╭──

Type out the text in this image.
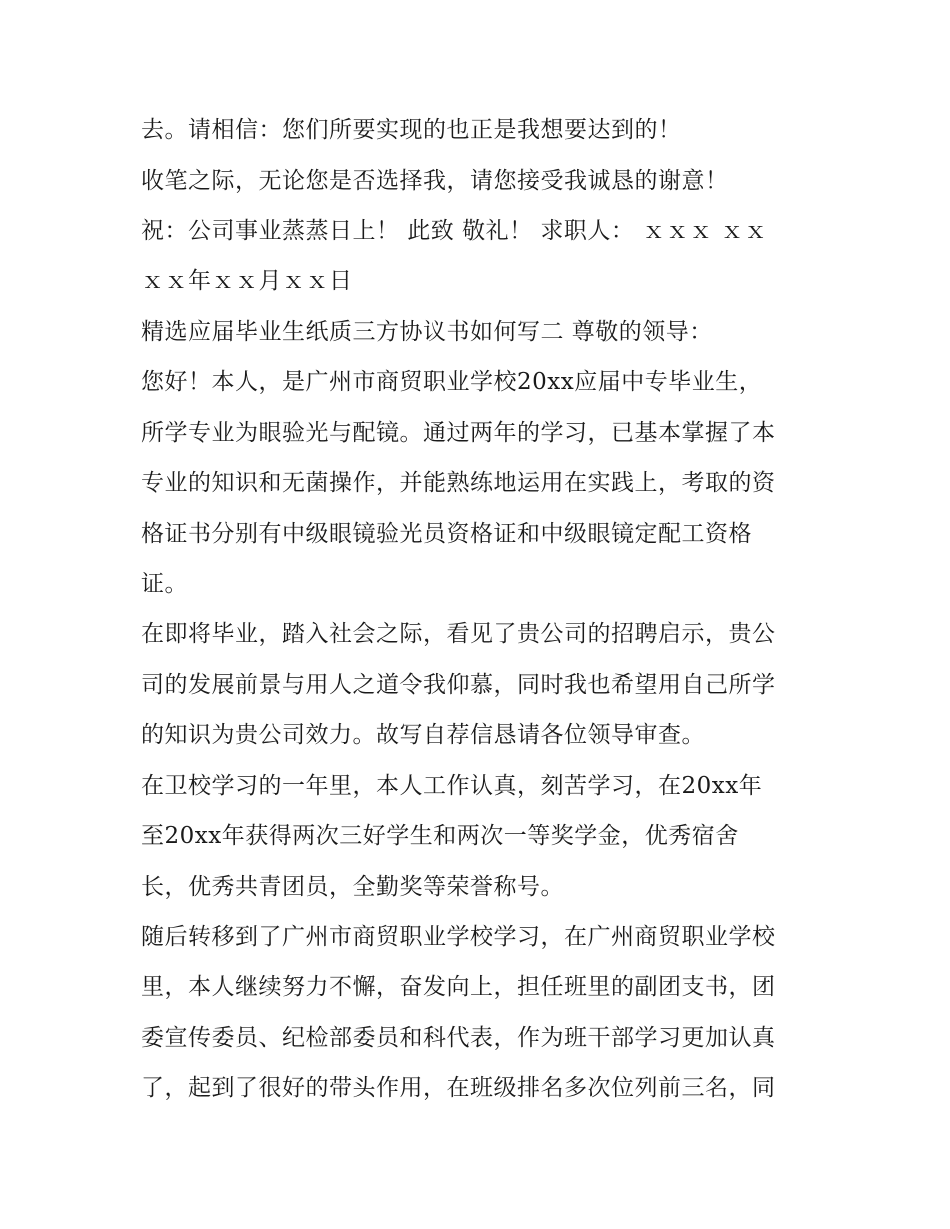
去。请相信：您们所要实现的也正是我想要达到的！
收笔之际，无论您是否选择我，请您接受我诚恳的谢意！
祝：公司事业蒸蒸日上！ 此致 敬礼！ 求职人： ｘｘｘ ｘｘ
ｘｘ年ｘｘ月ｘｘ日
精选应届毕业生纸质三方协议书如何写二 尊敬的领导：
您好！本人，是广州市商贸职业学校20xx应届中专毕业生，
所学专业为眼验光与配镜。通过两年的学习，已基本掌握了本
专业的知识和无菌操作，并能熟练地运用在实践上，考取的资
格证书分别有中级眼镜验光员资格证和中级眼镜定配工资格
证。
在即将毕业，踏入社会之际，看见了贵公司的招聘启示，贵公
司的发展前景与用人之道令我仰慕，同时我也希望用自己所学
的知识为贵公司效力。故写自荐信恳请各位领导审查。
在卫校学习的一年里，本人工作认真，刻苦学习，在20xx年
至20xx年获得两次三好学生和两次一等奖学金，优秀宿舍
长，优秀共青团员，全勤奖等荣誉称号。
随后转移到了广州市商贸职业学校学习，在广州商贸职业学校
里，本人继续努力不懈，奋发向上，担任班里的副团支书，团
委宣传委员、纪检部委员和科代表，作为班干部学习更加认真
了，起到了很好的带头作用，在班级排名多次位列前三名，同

╰──

▸ **Task statement**: Pictures stay out; reproduce every line of the records exactly.

▸ **The completed task**:
Type out the text in this image.
去。请相信：您们所要实现的也正是我想要达到的！
收笔之际，无论您是否选择我，请您接受我诚恳的谢意！
祝：公司事业蒸蒸日上！ 此致 敬礼！ 求职人： ｘｘｘ ｘｘ
ｘｘ年ｘｘ月ｘｘ日
精选应届毕业生纸质三方协议书如何写二 尊敬的领导：
您好！本人，是广州市商贸职业学校20xx应届中专毕业生，
所学专业为眼验光与配镜。通过两年的学习，已基本掌握了本
专业的知识和无菌操作，并能熟练地运用在实践上，考取的资
格证书分别有中级眼镜验光员资格证和中级眼镜定配工资格
证。
在即将毕业，踏入社会之际，看见了贵公司的招聘启示，贵公
司的发展前景与用人之道令我仰慕，同时我也希望用自己所学
的知识为贵公司效力。故写自荐信恳请各位领导审查。
在卫校学习的一年里，本人工作认真，刻苦学习，在20xx年
至20xx年获得两次三好学生和两次一等奖学金，优秀宿舍
长，优秀共青团员，全勤奖等荣誉称号。
随后转移到了广州市商贸职业学校学习，在广州商贸职业学校
里，本人继续努力不懈，奋发向上，担任班里的副团支书，团
委宣传委员、纪检部委员和科代表，作为班干部学习更加认真
了，起到了很好的带头作用，在班级排名多次位列前三名，同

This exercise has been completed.